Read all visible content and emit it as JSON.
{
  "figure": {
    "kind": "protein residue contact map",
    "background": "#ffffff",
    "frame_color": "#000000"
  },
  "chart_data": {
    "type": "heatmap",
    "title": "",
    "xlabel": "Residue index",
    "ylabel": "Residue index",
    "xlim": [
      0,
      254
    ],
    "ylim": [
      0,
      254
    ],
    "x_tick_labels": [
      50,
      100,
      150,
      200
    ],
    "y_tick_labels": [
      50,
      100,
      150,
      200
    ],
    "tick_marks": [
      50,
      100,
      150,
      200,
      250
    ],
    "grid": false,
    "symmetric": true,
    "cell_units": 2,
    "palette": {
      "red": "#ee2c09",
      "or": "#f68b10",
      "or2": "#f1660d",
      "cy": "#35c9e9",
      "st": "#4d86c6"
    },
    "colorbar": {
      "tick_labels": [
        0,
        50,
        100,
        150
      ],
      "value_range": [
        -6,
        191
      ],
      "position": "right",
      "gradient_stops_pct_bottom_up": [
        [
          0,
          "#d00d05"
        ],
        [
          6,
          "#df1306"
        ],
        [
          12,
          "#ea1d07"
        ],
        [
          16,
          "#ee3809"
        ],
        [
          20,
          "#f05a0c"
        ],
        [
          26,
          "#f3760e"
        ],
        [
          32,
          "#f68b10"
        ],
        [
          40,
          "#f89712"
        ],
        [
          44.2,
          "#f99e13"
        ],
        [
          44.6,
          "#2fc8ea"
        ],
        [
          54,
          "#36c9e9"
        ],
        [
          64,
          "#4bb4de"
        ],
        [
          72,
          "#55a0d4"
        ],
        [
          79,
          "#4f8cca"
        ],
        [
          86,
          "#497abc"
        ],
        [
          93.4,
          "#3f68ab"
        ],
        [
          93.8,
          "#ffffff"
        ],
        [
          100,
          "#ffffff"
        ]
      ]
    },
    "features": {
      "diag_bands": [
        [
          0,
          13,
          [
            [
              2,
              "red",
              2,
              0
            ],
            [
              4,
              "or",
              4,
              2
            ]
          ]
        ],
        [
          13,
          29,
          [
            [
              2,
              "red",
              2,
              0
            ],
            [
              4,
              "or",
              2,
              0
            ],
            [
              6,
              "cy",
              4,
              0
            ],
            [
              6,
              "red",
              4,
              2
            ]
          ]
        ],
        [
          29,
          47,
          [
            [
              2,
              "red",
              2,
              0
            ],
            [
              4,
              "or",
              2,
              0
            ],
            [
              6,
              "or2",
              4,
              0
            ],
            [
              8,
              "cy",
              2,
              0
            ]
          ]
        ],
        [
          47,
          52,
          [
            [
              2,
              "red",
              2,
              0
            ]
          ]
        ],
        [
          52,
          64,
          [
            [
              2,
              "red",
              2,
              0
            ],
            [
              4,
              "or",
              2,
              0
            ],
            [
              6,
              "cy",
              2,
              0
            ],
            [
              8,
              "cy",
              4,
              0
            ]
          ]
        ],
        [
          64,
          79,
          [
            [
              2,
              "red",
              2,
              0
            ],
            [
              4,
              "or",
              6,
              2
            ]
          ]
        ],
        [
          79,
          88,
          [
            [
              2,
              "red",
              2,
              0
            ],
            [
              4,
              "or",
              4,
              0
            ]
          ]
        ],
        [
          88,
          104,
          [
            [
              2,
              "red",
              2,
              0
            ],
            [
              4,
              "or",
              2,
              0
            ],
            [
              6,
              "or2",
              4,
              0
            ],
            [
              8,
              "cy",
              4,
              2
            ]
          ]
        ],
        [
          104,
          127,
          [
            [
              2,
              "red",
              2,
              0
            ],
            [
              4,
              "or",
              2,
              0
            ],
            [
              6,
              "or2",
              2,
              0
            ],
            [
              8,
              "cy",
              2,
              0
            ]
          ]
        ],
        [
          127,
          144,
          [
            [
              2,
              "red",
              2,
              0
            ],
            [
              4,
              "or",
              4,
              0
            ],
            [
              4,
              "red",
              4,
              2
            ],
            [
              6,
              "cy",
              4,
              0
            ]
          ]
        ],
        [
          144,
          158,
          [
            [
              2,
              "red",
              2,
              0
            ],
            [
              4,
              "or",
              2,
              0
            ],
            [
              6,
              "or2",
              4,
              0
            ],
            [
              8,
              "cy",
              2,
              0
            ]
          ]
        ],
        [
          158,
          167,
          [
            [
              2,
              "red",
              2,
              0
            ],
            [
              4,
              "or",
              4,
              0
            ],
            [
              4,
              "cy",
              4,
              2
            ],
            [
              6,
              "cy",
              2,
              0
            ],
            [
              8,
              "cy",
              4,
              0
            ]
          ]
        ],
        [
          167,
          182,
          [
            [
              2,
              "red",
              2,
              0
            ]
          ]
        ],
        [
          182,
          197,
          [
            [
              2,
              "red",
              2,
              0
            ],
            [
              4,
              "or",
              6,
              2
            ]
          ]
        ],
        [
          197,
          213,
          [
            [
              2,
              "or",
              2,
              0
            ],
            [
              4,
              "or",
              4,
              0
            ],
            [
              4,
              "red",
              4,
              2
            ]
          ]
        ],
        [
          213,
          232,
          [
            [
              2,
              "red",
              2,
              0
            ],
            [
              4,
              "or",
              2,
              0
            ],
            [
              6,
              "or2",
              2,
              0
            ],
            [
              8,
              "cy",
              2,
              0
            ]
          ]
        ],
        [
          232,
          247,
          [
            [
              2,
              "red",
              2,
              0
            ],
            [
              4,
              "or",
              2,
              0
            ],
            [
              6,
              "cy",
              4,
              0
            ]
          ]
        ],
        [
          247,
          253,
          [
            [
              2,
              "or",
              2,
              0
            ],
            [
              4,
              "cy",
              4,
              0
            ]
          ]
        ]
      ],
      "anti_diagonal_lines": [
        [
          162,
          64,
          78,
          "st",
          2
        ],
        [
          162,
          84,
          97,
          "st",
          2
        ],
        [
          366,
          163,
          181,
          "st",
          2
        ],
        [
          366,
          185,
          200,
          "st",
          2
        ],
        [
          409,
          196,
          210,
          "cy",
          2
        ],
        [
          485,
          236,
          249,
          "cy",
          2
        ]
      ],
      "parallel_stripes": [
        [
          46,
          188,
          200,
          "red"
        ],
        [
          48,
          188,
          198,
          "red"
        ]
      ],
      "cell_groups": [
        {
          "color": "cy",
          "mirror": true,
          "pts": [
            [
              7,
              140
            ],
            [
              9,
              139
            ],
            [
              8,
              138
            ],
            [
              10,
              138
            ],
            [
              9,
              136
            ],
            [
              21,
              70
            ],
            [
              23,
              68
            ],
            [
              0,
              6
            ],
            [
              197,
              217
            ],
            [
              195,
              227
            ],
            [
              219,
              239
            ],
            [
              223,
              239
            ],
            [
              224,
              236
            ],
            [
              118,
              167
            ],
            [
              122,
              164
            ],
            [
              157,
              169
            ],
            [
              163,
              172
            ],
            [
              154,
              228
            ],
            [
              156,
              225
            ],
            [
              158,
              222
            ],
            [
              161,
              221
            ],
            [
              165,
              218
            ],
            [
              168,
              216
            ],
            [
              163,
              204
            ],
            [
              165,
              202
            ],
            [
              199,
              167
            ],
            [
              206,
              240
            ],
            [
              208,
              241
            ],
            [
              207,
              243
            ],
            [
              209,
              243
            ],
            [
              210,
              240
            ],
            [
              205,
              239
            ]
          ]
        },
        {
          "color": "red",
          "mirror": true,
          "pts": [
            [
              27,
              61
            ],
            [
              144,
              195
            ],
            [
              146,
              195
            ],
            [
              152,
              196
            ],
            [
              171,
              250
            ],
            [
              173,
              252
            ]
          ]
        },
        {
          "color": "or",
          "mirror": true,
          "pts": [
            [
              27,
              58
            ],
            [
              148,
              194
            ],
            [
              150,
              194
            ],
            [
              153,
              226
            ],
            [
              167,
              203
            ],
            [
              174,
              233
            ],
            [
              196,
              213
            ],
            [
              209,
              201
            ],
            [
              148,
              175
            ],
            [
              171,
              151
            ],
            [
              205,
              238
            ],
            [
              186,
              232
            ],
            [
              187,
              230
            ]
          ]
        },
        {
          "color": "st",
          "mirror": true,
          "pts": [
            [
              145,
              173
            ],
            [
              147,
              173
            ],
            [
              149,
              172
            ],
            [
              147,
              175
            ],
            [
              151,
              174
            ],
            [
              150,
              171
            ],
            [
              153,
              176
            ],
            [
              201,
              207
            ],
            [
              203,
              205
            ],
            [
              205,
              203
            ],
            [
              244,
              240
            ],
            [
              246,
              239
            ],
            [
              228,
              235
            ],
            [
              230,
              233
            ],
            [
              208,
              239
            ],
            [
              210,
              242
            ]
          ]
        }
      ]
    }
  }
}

#####

* [Your objective]:
Copy out every line in the entries above that holds "index".

* [Exercise answer]:
    "xlabel": "Residue index",
    "ylabel": "Residue index",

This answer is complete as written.